Писатель Леонид Леонов пророчествовал: "Дату рождения Иосифа Джугашвили положат наши внуки в основу завтрашнего летоисчисления, чтобы окончательно закрепить новый стиль общественного устройства".

* * *

У Сталина в гостях были литераторы. Сталин заметил, что Леонид Леонов не пьет.
– Товарищ Леонов, почему вы не пьете?
– У меня завтра в шесть утра начинается рабочий день, и я должен быть в форме.
– Ну что же, – сказал Сталин, – давайте, товарищи, отпустим товарища Леонова, он не то, что мы, – занятой человек.

* * *

Однажды в гостях у Горького Сталин вынул из книжного шкафа книжку и стал декламировать поэму "Девушка и смерть". Горький сконфузился: "Это ученическая вещь". Не обращая внимания, Сталин дочитал поэму и написал на книге: "Эта штука сильнее, чем "Фауст" Гёте. Любовь побеждает смерть".
Критик Еголин начал разрабатывать новую тему: "Штука как жанр советской литературы".

* * *

Андрей Платонов написал повесть "Впрок". Дал прочитать ее Фадееву. Тот прочел, подчеркнул ряд идеологически ошибочных мест и взял повесть в журнал "Красная новь", который он редактировал. Появилась верстка. Подчеркнутые места в ней были набраны курсивом. В таком виде повесть и попала Сталину. Он прочел, квалифицировал Платонова как кулацкого писателя и пообещал: "Эта вещь впрок автору не пойдет". Семен Липкин видел сталинскую надпись на тексте повести: "Сволочь", а согласно другим очевидцам, надпись гласила: "Кулацкая сволочь".

* * * * * * *

● **Что нужно сделать**
В каком журнале Фадеев собирался напечатать повесть «Впрок», если верить выбранному отрывку?

● **Записанные данные**
* * * * * * *

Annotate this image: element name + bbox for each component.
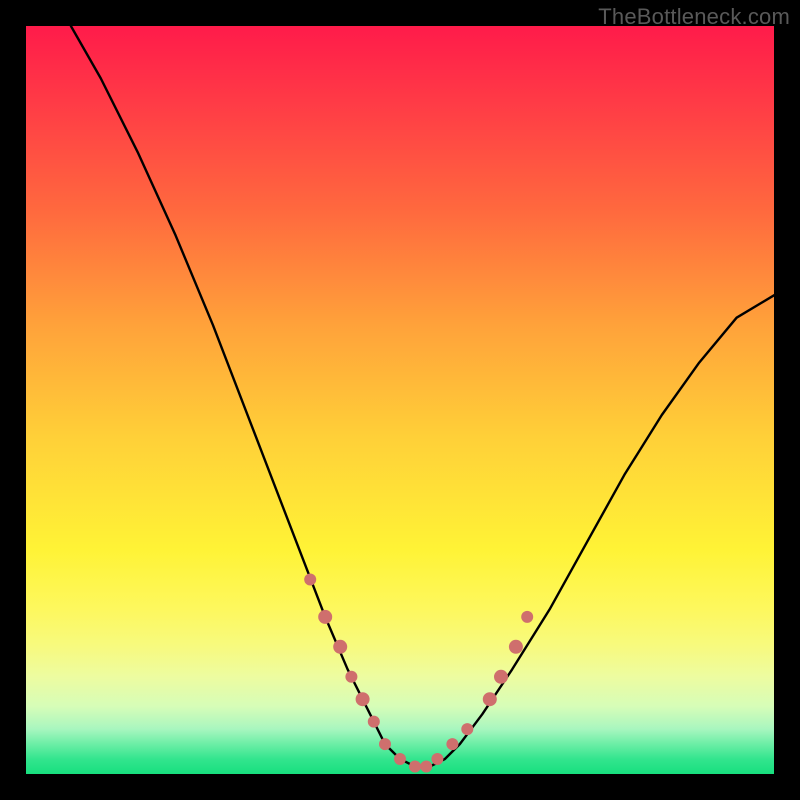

* * * * * * *

● **Результат**
В журнале «Красная новь», который он редактировал.